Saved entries
>> begin

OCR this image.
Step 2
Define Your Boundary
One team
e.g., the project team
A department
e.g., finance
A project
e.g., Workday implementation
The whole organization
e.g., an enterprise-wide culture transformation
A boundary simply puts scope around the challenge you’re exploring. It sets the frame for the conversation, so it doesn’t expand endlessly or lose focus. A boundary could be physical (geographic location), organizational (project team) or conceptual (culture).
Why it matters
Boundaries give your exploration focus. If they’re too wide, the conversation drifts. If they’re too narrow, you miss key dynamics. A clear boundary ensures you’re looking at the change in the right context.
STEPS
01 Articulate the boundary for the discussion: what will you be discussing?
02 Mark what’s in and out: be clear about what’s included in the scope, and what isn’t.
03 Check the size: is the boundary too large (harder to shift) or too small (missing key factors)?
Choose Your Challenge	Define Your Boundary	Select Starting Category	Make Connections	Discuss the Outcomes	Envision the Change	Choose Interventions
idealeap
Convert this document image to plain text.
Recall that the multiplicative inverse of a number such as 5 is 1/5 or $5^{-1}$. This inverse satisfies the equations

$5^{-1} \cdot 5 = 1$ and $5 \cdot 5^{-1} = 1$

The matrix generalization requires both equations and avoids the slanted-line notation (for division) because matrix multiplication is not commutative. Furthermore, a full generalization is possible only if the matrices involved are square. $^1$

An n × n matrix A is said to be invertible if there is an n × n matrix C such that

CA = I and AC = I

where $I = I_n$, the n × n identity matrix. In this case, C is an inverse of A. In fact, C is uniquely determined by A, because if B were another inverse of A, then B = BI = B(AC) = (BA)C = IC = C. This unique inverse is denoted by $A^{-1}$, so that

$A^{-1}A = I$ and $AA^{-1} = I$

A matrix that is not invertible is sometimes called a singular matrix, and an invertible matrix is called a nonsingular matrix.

>> end

The request »
Extract all lines from the material above that include the word "such".

Task output »
Recall that the multiplicative inverse of a number such as 5 is 1/5 or $5^{-1}$. This inverse satisfies the equations
An n × n matrix A is said to be invertible if there is an n × n matrix C such that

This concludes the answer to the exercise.